_Directions for this task:_ From the material below, list every line containing "深化拓展全球伙伴关系网络".

-- -- --

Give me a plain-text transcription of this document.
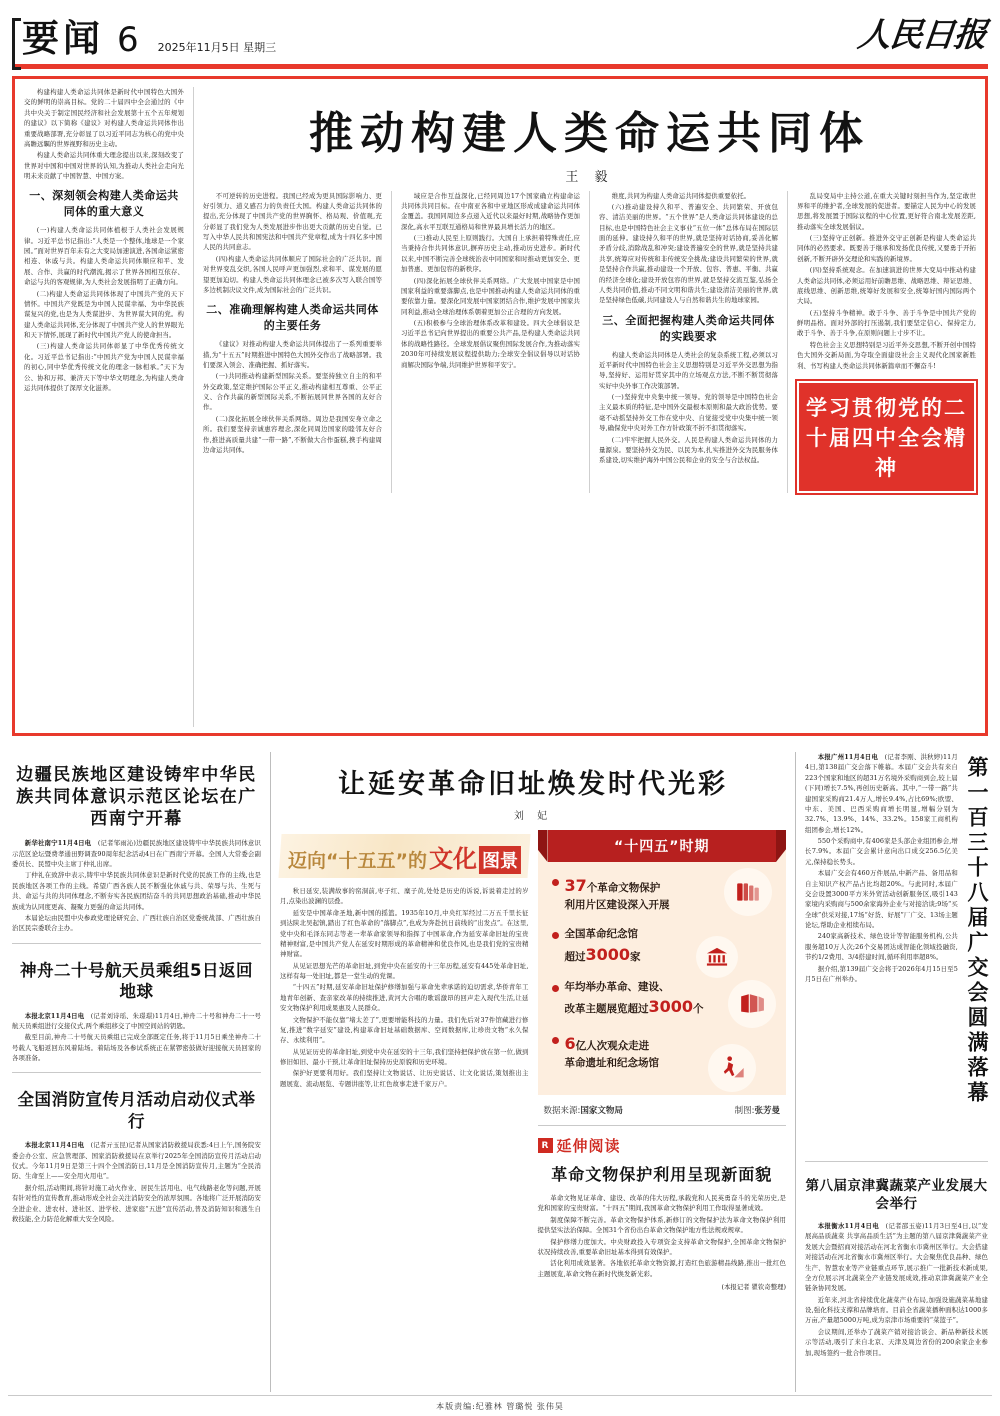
要闻 6 2025年11月5日 星期三	人民日报

构建构建人类命运共同体是新时代中国特色大国外交的鲜明的崇高目标。党的二十届四中全会通过的《中共中央关于制定国民经济和社会发展第十五个五年规划的建议》以下简称《建议》对构建人类命运共同体作出重要战略部署,充分彰显了以习近平同志为核心的党中央高瞻远瞩的世界视野和历史主动。

构建人类命运共同体重大理念提出以来,深刻改变了世界对中国和中国对世界的认知,为推动人类社会走向光明未来贡献了中国智慧、中国方案。

一、深刻领会构建人类命运共同体的重大意义

(一)构建人类命运共同体植根于人类社会发展规律。习近平总书记指出:“人类是一个整体,地球是一个家园。”面对世界百年未有之大变局加速演进,各国命运紧密相连、休戚与共。构建人类命运共同体顺应和平、发展、合作、共赢的时代潮流,揭示了世界各国相互依存、命运与共的客观规律,为人类社会发展指明了正确方向。

(二)构建人类命运共同体体现了中国共产党的天下情怀。中国共产党既是为中国人民谋幸福、为中华民族谋复兴的党,也是为人类谋进步、为世界谋大同的党。构建人类命运共同体,充分体现了中国共产党人的世界眼光和天下情怀,展现了新时代中国共产党人的使命担当。

(三)构建人类命运共同体彰显了中华优秀传统文化。习近平总书记指出:“中国共产党为中国人民谋幸福的初心,同中华优秀传统文化的理念一脉相承。”天下为公、协和万邦、兼济天下等中华文明理念,为构建人类命运共同体提供了深厚文化滋养。

推动构建人类命运共同体
王 毅

不可逆转的历史进程。我国已经成为更具国际影响力、更好引领力、道义感召力的负责任大国。构建人类命运共同体的提出,充分体现了中国共产党的世界胸怀、格局观、价值观,充分彰显了我们党为人类发展进步作出更大贡献的历史自觉。已写入中华人民共和国宪法和中国共产党章程,成为十四亿多中国人民的共同意志。

(四)构建人类命运共同体顺应了国际社会的广泛共识。面对世界变乱交织,各国人民呼声更加强烈,求和平、谋发展的愿望更加迫切。构建人类命运共同体理念已被多次写入联合国等多边机制决议文件,成为国际社会的广泛共识。

二、准确理解构建人类命运共同体的主要任务

《建议》对推动构建人类命运共同体提出了一系列重要举措,为“十五五”时期推进中国特色大国外交作出了战略部署。我们要深入领会、准确把握、抓好落实。

(一)共同推动构建新型国际关系。要坚持独立自主的和平外交政策,坚定维护国际公平正义,推动构建相互尊重、公平正义、合作共赢的新型国际关系,不断拓展同世界各国的友好合作。

(二)深化拓展全球伙伴关系网络。周边是我国安身立命之所。我们要坚持亲诚惠容理念,深化同周边国家的睦邻友好合作,推进高质量共建“一带一路”,不断做大合作蛋糕,携手构建周边命运共同体。

域应是合作互益深化,已经同周边17个国家确立构建命运共同体共同目标。在中南亚各和中亚地区形成成建命运共同体金覆盖。我国同周边多点递入近代以来最好时期,战略协作更加深化,高水平互联互通格局和世界最具增长活力的地区。

(三)推动人民至上原则践行。大国自上承担着特殊责任,应当秉持合作共同体意识,摒弃历史主动,推动历史进步。新时代以来,中国不断完善全球统治表中同国家和时推动更加安全、更加普惠、更加包容的新秩序。

(四)深化拓展全球伙伴关系网络。广大发展中国家是中国国家利益的重要落脚点,也是中国推动构建人类命运共同体的重要依靠力量。要深化同发展中国家团结合作,维护发展中国家共同利益,推动全球治理体系朝着更加公正合理的方向发展。

(五)积极参与全球治理体系改革和建设。四大全球倡议是习近平总书记向世界提出的重要公共产品,是构建人类命运共同体的战略性路径。全球发展倡议聚焦国际发展合作,为推动落实2030年可持续发展议程提供助力;全球安全倡议倡导以对话协商解决国际争端,共同维护世界和平安宁。

维度,共同为构建人类命运共同体提供重要依托。

(六)推动建设持久和平、普遍安全、共同繁荣、开放包容、清洁美丽的世界。“五个世界”是人类命运共同体建设的总目标,也是中国特色社会主义事业“五位一体”总体布局在国际层面的延伸。建设持久和平的世界,就是坚持对话协商,妥善化解矛盾分歧,消除战乱和冲突;建设普遍安全的世界,就是坚持共建共享,统筹应对传统和非传统安全挑战;建设共同繁荣的世界,就是坚持合作共赢,推动建设一个开放、包容、普惠、平衡、共赢的经济全球化;建设开放包容的世界,就是坚持交流互鉴,弘扬全人类共同价值,推动不同文明和谐共生;建设清洁美丽的世界,就是坚持绿色低碳,共同建设人与自然和谐共生的地球家园。

三、全面把握构建人类命运共同体的实践要求

构建人类命运共同体是人类社会的复杂系统工程,必须以习近平新时代中国特色社会主义思想特别是习近平外交思想为指导,坚持好、运用好贯穿其中的立场观点方法,不断不断贯彻落实好中央外事工作决策部署。

(一)坚持党中央集中统一领导。党的领导是中国特色社会主义最本质的特征,是中国外交最根本原则和最大政治优势。要毫不动摇坚持外交工作在党中央、自觉接受党中央集中统一领导,确保党中央对外工作方针政策不折不扣贯彻落实。

(二)牢牢把握人民外交。人民是构建人类命运共同体的力量源泉。要坚持外交为民、以民为本,扎实推进外交为民服务体系建设,切实维护海外中国公民和企业的安全与合法权益。

乱局变局中主持公道,在重大关键时刻担当作为,坚定敢世界和平的维护者,全球发展的促进者。要锚定人民为中心的发展思想,将发展置于国际议程的中心位置,更好符合南北发展差距,推动落实全球发展倡议。

(三)坚持守正创新。推进外交守正创新是构建人类命运共同体的必然要求。既要善于继承和发扬优良传统,又要勇于开拓创新,不断开辟外交理论和实践的新境界。

(四)坚持系统观念。在加速演进的世界大变局中推动构建人类命运共同体,必须运用好前瞻思维、战略思维、辩证思维、底线思维、创新思维,统筹好发展和安全,统筹好国内国际两个大局。

(五)坚持斗争精神。敢于斗争、善于斗争是中国共产党的鲜明品格。面对外部的打压遏制,我们要坚定信心、保持定力,敢于斗争、善于斗争,在原则问题上寸步不让。

特色社会主义思想特别是习近平外交思想,不断开创中国特色大国外交新局面,为夺取全面建设社会主义现代化国家新胜利、书写构建人类命运共同体新篇章而不懈奋斗!

学习贯彻党的二十届四中全会精神
边疆民族地区建设铸牢中华民族共同体意识示范区论坛在广西南宁开幕

新华社南宁11月4日电　 (记者邹雨沁)边疆民族地区建设铸牢中华民族共同体意识示范区论坛暨费孝通田野调查90周年纪念活动4日在广西南宁开幕。全国人大常委会副委员长、民盟中央主席丁仲礼出席。

丁仲礼在致辞中表示,铸牢中华民族共同体意识是新时代党的民族工作的主线,也是民族地区各项工作的主线。希望广西各族人民不断强化休戚与共、荣辱与共、生死与共、命运与共的共同体理念,不断夯实各民族团结奋斗的共同思想政治基础,推动中华民族成为认同度更高、凝聚力更强的命运共同体。

本届论坛由民盟中央参政党理论研究会、广西壮族自治区党委统战部、广西壮族自治区民宗委联合主办。

神舟二十号航天员乘组5日返回地球

本报北京11月4日电　 (记者刘诗瑶、朱璟璟)11月4日,神舟二十号和神舟二十一号航天员乘组进行交接仪式,两个乘组移交了中国空间站的钥匙。

截至目前,神舟二十号航天员乘组已完成全部既定任务,将于11月5日乘坐神舟二十号载人飞船返回东风着陆场。着陆场及各参试系统正在紧锣密鼓做好迎接航天员回家的各项准备。

全国消防宣传月活动启动仪式举行

本报北京11月4日电　 (记者亓玉昆)记者从国家消防救援局获悉:4日上午,国务院安委会办公室、应急管理部、国家消防救援局在京举行2025年全国消防宣传月活动启动仪式。今年11月9日是第三十四个全国消防日,11月是全国消防宣传月,主题为“全民消防、生命至上——安全用火用电”。

据介绍,活动期间,将针对施工动火作业、居民生活用电、电气线路老化等问题,开展有针对性的宣传教育,推动形成全社会关注消防安全的浓厚氛围。各地将广泛开展消防安全进企业、进农村、进社区、进学校、进家庭“五进”宣传活动,普及消防知识和逃生自救技能,全力防范化解重大安全风险。

让延安革命旧址焕发时代光彩
刘 妃
迈向“十五五”的 文化 图景

秋日延安,装满故事的窑洞前,枣子红、糜子黄,处处是历史的诉说,诉说着走过的岁月,点染出波澜的层叠。

延安是中国革命圣地,新中国的摇篮。1935年10月,中央红军经过二万五千里长征到达陕北吴起镇,踏出了红色革命的“落脚点”,也成为奔赴抗日前线的“出发点”。在这里,党中央和毛泽东同志等老一辈革命家领导和指挥了中国革命,作为延安革命旧址的宝贵精神财富,是中国共产党人在延安时期形成的革命精神和优良作风,也是我们党的宝贵精神财富。

从见证思想光芒的革命旧址,到党中央在延安的十三年历程,延安有445处革命旧址,这样有每一处旧址,都是一堂生动的党课。

“十四五”时期,延安革命旧址保护修缮加强与革命先辈承诺的迫切需求,华侨青年工地青年创新、查亲家改革的持续推进,黄河大合唱的歌谣激昂的回声走入现代生活,让延安文物保护利用成果惠及人民群众。

文物保护不能仅靠“堵太差了”,更要增能科技的力量。我们先后对37件馆藏进行修复,推进“数字延安”建设,构建革命旧址基础数据库、空间数据库,让珍贵文物“永久保存、永续利用”。

从见证历史的革命旧址,到党中央在延安的十三年,我们坚持把保护放在第一位,做到修旧如旧、最小干预,让革命旧址保持历史原貌和历史环境。

保护好更要利用好。我们坚持让文物说话、让历史说话、让文化说话,策划推出主题展览、流动展览、专题讲座等,让红色故事走进千家万户。

“十四五”时期
37个革命文物保护
利用片区建设深入开展
全国革命纪念馆
超过3000家
年均举办革命、建设、
改革主题展览超过3000个
6亿人次观众走进
革命遗址和纪念场馆
数据来源:国家文物局	制图:张芳曼
R 延伸阅读
革命文物保护利用呈现新面貌

革命文物见证革命、建设、改革的伟大历程,承载党和人民英勇奋斗的光荣历史,是党和国家的宝贵财富。“十四五”期间,我国革命文物保护利用工作取得显著成效。

制度保障不断完善。革命文物保护体系,新修订的文物保护法为革命文物保护利用提供坚实法治保障。全国31个省份出台革命文物保护地方性法规或规章。

保护修缮力度加大。中央财政投入专项资金支持革命文物保护,全国革命文物保护状况持续改善,重要革命旧址基本得到有效保护。

活化利用成效显著。各地依托革命文物资源,打造红色旅游精品线路,推出一批红色主题展览,革命文物在新时代焕发新光彩。

(本报记者 瞿钦奇整理)

本报广州11月4日电　 (记者李刚、洪秋婷)11月4日,第138届广交会落下帷幕。本届广交会共有来自223个国家和地区的超31万名境外采购商到会,较上届(下同)增长7.5%,再创历史新高。其中,“一带一路”共建国家采购商21.4万人,增长9.4%,占比69%;欧盟、中东、美国、巴西采购商增长明显,增幅分别为32.7%、13.9%、14%、33.2%。158家工商机构组团参会,增长12%。

550个采购商中,有406家是头部企业组团参会,增长7.9%。本届广交会累计意向出口成交256.5亿美元,保持稳长势头。

本届广交会有460万件展品,中新产品、备用品和自主知识产权产品占比均超20%。与此同时,本届广交会设置3000平方米外贸活动创新服务区,吸引143家境内采购商与500余家海外企业与对接洽谈;9场“买全球”供采对接,17场“好货、好展”厂广交、13场主题论坛,帮助企业相续布局。

240家高新技术、绿色设计等智能服务机构,公共服务超10万人次;26个交易团达成智能化领域投融资,节约1/2费用、3/4搭建时间,循环利用率超8%。

据介绍,第139届广交会将于2026年4月15日至5月5日在广州举办。	第一百三十八届广交会圆满落幕
第八届京津冀蔬菜产业发展大会举行

本报衡水11月4日电　 (记者邵玉姿)11月3日至4日,以“发展高品质蔬菜 共享高品质生活”为主题的第八届京津冀蔬菜产业发展大会暨招商对接活动在河北省衡水市冀州区举行。大会搭建对接活动在河北省衡水市冀州区举行。大会聚焦优良品种、绿色生产、智慧农业等产业链重点环节,展示推广一批新技术新成果,全方位展示河北蔬菜全产业链发展成效,推动京津冀蔬菜产业全链条协同发展。

近年来,河北省持续优化蔬菜产业布局,加强设施蔬菜基地建设,强化科技支撑和品牌培育。目前全省蔬菜播种面积达1000多万亩,产量超5000万吨,成为京津市场重要的“菜篮子”。

会议期间,还举办了蔬菜产销对接洽谈会、新品种新技术展示等活动,吸引了来自北京、天津及周边省份的200余家企业参加,现场签约一批合作项目。

本版责编:纪雅林 管璐悦 张伟昊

-- -- --

_Problem solution:_
(二)深化拓展全球伙伴关系网络。周边是我国安身立命之所。我们要坚持亲诚惠容理念,深化同周边国家的睦邻友好合作,推进高质量共建“一带一路”,不断做大合作蛋糕,携手构建周边命运共同体。
(四)深化拓展全球伙伴关系网络。广大发展中国家是中国国家利益的重要落脚点,也是中国推动构建人类命运共同体的重要依靠力量。要深化同发展中国家团结合作,维护发展中国家共同利益,推动全球治理体系朝着更加公正合理的方向发展。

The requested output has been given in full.